■ TEXT TO READ ■

Will my 2G retro mobile phone keep working?

A few people have asked this via my eBay listings. Nothing lasts forever and of course one day the 2g signals that have been running 3 or so decades will be switched off.

We’re in a slightly better situation in the United Kingdom though. Unlike Australia (who switched off their 2g signal) and America (who plan to) in the uk we have a rather unique geographical layout that necessitates continuing 2G signal for operators to maintain their coverage % as high as possible. There is also the growth of M2M application where smart appliances for example use that part of the spectrum to operate. This is a growth area too.

So long story short… we’re good for a few years yet. Don’t write off your old handsets just yet.

More info here:

http://www.computerweekly.com/news/2240160984/Will-the-UK-turn-off-its-2G-networks-in-2017

Got a fix, repair or just a rant to share?

I’m hoping this site will expand to include more fixes and more voices than just my own.

■ EXTRACTED MATERIAL ■
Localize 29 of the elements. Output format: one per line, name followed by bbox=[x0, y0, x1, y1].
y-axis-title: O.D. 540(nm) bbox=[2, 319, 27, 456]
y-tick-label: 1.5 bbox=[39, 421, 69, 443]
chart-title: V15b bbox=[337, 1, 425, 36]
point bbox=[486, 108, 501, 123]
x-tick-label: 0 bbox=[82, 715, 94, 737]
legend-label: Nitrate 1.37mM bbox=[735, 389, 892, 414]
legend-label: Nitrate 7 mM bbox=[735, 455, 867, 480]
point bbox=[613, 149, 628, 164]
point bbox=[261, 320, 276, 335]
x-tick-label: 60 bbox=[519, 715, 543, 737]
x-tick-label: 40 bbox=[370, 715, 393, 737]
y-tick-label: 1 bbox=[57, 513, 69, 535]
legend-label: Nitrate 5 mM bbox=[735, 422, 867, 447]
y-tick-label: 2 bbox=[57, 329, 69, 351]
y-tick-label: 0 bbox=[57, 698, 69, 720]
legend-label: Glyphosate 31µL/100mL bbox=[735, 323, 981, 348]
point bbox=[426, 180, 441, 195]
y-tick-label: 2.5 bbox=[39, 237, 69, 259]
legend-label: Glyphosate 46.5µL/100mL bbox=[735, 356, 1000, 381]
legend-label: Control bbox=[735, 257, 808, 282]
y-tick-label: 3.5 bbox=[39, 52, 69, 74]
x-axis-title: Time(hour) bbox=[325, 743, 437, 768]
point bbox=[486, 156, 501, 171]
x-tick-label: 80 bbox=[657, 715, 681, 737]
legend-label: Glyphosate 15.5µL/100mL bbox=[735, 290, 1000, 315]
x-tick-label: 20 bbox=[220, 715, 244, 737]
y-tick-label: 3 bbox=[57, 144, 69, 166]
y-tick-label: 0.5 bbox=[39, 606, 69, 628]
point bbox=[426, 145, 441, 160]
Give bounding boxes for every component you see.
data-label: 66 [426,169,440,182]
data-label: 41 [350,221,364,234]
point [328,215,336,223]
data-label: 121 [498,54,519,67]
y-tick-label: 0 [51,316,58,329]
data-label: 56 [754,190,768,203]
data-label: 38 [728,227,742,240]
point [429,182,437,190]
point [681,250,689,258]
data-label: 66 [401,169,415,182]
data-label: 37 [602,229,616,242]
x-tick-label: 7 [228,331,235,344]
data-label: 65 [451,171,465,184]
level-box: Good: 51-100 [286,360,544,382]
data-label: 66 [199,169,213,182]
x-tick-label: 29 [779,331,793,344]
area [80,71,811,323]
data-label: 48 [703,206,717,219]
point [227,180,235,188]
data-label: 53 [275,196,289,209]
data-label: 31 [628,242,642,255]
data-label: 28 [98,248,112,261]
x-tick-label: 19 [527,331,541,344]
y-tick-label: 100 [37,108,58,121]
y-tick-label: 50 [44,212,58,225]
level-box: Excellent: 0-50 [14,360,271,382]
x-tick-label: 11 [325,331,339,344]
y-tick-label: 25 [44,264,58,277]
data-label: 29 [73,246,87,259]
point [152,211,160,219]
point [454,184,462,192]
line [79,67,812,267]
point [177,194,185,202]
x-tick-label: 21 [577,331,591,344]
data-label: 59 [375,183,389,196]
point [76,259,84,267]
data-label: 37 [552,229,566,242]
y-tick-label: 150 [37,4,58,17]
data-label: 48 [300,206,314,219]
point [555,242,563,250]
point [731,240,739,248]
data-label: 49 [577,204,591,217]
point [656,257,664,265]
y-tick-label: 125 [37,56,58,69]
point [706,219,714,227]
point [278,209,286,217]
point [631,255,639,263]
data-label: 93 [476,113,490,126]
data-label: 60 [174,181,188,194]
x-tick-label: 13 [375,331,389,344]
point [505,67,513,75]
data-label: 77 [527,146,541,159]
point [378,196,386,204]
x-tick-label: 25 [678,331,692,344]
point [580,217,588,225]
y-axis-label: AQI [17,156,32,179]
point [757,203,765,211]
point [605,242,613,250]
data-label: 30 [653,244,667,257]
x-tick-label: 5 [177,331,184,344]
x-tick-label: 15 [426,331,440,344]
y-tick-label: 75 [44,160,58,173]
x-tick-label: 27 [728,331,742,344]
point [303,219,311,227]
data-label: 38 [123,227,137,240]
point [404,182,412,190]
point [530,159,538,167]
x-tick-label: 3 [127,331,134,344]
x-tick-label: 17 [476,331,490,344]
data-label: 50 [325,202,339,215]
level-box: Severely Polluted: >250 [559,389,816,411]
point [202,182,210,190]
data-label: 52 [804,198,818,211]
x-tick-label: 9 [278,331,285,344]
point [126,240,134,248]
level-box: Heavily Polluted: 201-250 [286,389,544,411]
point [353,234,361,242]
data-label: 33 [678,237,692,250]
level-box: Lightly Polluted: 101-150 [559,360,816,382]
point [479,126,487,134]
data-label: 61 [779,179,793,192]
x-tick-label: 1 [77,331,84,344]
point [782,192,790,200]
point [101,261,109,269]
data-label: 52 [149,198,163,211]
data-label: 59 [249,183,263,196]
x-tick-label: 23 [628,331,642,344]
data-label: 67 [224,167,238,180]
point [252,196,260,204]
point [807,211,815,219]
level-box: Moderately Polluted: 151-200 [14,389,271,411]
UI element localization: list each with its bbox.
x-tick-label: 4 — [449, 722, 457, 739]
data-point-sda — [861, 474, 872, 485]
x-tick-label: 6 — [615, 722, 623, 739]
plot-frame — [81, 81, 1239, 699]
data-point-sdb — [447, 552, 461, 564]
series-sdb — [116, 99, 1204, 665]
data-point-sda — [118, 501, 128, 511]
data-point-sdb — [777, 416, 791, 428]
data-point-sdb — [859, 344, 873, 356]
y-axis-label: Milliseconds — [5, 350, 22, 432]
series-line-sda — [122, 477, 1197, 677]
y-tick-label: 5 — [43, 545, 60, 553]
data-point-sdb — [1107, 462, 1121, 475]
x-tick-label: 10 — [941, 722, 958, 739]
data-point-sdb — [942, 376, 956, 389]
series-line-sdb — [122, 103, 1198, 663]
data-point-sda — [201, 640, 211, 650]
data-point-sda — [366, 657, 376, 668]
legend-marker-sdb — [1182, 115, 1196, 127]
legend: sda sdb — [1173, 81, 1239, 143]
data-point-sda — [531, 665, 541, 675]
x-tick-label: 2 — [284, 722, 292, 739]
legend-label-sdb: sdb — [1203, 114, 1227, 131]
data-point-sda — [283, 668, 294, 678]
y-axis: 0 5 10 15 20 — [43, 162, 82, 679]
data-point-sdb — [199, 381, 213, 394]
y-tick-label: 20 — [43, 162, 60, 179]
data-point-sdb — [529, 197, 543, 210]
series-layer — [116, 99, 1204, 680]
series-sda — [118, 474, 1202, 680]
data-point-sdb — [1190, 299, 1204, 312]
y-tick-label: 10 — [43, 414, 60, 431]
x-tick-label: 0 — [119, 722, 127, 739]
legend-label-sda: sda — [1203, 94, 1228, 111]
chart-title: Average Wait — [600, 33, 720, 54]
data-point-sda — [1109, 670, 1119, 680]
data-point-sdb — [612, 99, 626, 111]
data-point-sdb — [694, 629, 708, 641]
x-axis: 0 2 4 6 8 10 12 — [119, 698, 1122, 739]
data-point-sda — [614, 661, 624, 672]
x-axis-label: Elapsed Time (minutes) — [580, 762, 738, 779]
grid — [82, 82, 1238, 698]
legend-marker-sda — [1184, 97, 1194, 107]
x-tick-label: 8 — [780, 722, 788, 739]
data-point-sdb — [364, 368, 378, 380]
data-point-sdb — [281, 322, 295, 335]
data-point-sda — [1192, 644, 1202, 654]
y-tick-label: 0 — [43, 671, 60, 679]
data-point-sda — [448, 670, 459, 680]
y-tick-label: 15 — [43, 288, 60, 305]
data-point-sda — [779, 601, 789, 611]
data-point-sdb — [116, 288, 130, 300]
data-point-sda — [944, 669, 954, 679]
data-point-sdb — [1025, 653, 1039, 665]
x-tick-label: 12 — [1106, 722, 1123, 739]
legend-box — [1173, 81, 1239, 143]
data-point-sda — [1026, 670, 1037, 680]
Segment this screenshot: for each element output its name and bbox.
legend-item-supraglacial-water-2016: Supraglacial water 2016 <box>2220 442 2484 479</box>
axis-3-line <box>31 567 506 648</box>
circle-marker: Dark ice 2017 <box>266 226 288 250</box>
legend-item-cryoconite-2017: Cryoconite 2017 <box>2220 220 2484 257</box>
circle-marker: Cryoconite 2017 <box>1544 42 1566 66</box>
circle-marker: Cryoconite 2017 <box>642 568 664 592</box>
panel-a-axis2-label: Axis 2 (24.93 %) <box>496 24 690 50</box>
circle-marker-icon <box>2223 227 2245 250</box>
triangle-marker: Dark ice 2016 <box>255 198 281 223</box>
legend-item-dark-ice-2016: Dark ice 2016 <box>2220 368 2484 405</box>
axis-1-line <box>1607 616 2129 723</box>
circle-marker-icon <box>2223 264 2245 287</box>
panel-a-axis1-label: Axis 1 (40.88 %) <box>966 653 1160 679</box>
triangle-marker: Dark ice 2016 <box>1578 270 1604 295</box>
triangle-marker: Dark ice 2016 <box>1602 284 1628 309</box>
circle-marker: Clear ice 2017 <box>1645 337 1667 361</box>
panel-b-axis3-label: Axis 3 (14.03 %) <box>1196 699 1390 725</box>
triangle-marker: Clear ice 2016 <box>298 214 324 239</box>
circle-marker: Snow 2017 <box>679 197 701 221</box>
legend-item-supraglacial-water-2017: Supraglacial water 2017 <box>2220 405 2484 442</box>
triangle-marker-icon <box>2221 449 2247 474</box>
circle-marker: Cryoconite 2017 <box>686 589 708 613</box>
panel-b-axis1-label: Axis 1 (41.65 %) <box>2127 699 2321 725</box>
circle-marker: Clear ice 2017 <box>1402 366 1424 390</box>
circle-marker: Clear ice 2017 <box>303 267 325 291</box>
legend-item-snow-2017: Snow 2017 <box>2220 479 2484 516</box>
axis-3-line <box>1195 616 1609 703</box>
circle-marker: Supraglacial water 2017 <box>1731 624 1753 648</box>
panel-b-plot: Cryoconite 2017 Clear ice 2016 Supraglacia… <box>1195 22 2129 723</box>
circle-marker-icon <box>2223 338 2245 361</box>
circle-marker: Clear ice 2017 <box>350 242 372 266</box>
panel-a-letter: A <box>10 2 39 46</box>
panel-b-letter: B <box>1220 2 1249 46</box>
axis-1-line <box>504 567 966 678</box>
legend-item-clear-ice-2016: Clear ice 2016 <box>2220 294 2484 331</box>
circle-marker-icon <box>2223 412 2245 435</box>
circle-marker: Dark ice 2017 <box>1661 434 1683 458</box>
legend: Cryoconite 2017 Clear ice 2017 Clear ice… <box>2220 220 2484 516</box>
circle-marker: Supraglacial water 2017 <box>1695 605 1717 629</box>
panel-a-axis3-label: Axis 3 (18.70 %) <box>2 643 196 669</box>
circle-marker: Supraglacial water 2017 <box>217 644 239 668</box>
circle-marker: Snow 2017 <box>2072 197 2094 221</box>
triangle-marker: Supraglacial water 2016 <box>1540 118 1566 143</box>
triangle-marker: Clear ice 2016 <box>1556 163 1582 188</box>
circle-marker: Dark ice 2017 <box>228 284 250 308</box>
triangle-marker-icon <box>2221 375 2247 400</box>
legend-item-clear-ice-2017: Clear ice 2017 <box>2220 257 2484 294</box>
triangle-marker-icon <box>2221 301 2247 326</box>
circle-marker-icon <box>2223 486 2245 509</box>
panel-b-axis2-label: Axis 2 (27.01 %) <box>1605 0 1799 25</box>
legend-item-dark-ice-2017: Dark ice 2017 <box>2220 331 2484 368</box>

■ PROBLEM SET ■
**1)** List each country that the post on 2G retro mobile phones names.
**2)** Revise the post on 2G retro mobile phones, beginning at "A few people" and ending at "be switched off.", with "eBay listings" replaced by "auction listings".
**3)** Write what comes next in the post on 2G retro mobile phones, picking up after its final sentence.

■ THE RESULTS ■
**1)** United Kingdom, Australia, America

**2)**
A few people have asked this via my auction listings. Nothing lasts forever and of course one day the 2g signals that have been running 3 or so decades will be switched off.

**3)**
Like I was saying to a commenter just now, if you’d like to submit a retro review, a piece on your favourite handset or fixes other than my admittedly rather nokia 8110- centric how-tos… or anything else… then please leave a comment or drop me an email so I can set you up as a contributor. We’d love for you to join us.

It helps if you use the correct charger for your mobile

Ach-6


One eagle-eyed visitor noticed that although I correctly said ACH-6x (10 volt 740 mA) as the correct charger for the 8110 series mobiles on some videos, on one of them I grabbed the wrong charger and said ACP-12x (5.7v 800mA) which of course is the charger for the Nokia 7110. Apologies.

So make sure you use the one on the right and not the left. You can try the one on the left but as the voltage is insufficient it will just beep at you in disgust and do nothing.


 

Apparently “These five retro phones should join the Nokia 3310 in making a comeback”

I’m with them on the Motorola Razr V3 (2004) which was a great phone and a handset I’ll be featuring on here at some point.

In second place the Nokia 8110 (1996) and yes enough said. I think I’ve discussed that one enough on here for a good while. I’d buy a retro remake even though it wouldn’t be the same. Morbid curiosity perhaps.

#3 LG Chocolate BL40 (2009) though? Is that even ‘retro’? At the time it felt like LG flailing around a bit trying to find a niche. It didn’t really do anything particularly well apart from being shiny.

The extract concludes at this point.